§ **Prompt**: Filter this material down to the lines that contain the string "clear", and return those lines.

*** Block opens ***

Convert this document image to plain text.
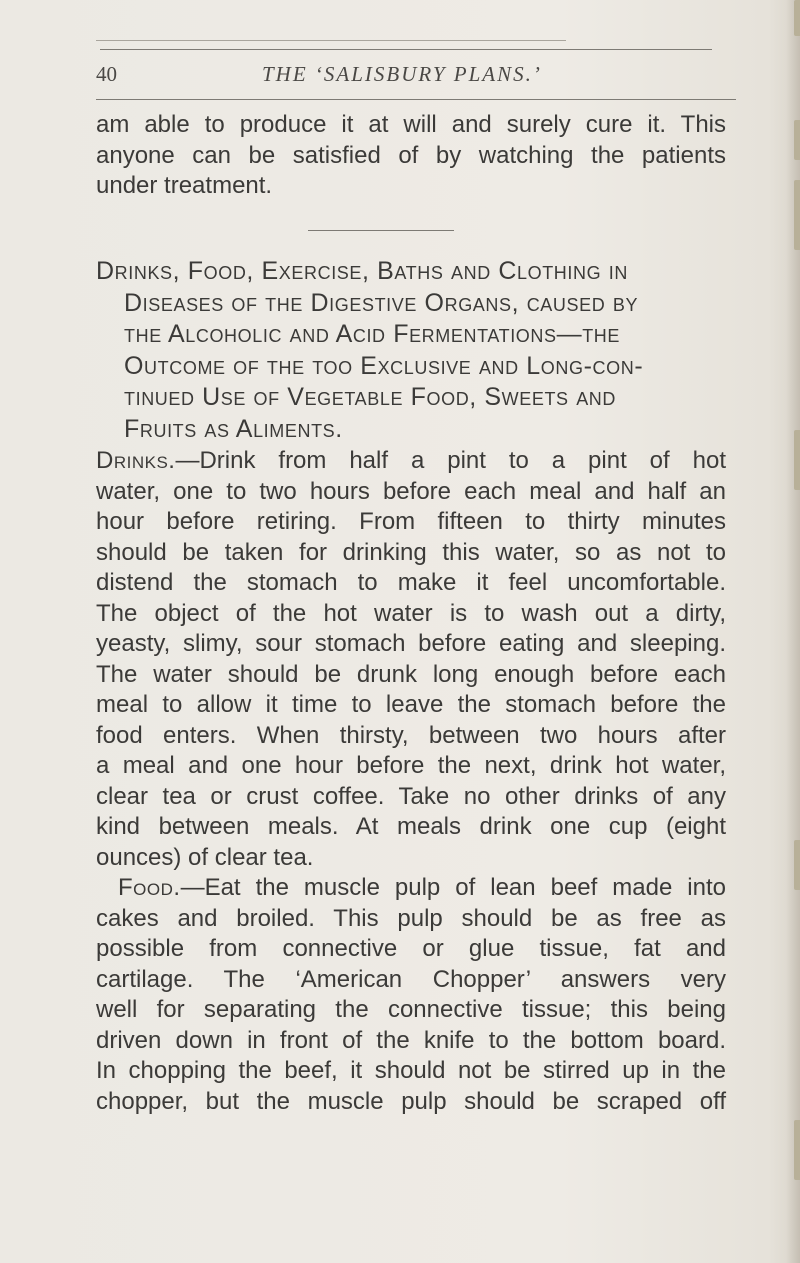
40	THE ‘SALISBURY PLANS.’
am able to produce it at will and surely cure it. This
anyone can be satisfied of by watching the patients
under treatment.
Drinks, Food, Exercise, Baths and Clothing in
Diseases of the Digestive Organs, caused by
the Alcoholic and Acid Fermentations—the
Outcome of the too Exclusive and Long-con-
tinued Use of Vegetable Food, Sweets and
Fruits as Aliments.
Drinks.—Drink from half a pint to a pint of hot
water, one to two hours before each meal and half an
hour before retiring. From fifteen to thirty minutes
should be taken for drinking this water, so as not to
distend the stomach to make it feel uncomfortable.
The object of the hot water is to wash out a dirty,
yeasty, slimy, sour stomach before eating and sleeping.
The water should be drunk long enough before each
meal to allow it time to leave the stomach before the
food enters. When thirsty, between two hours after
a meal and one hour before the next, drink hot water,
clear tea or crust coffee. Take no other drinks of any
kind between meals. At meals drink one cup (eight
ounces) of clear tea.
Food.—Eat the muscle pulp of lean beef made into
cakes and broiled. This pulp should be as free as
possible from connective or glue tissue, fat and
cartilage. The ‘American Chopper’ answers very
well for separating the connective tissue; this being
driven down in front of the knife to the bottom board.
In chopping the beef, it should not be stirred up in the
chopper, but the muscle pulp should be scraped off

*** Block closes ***

§ **Result of the task**:
clear tea or crust coffee. Take no other drinks of any
ounces) of clear tea.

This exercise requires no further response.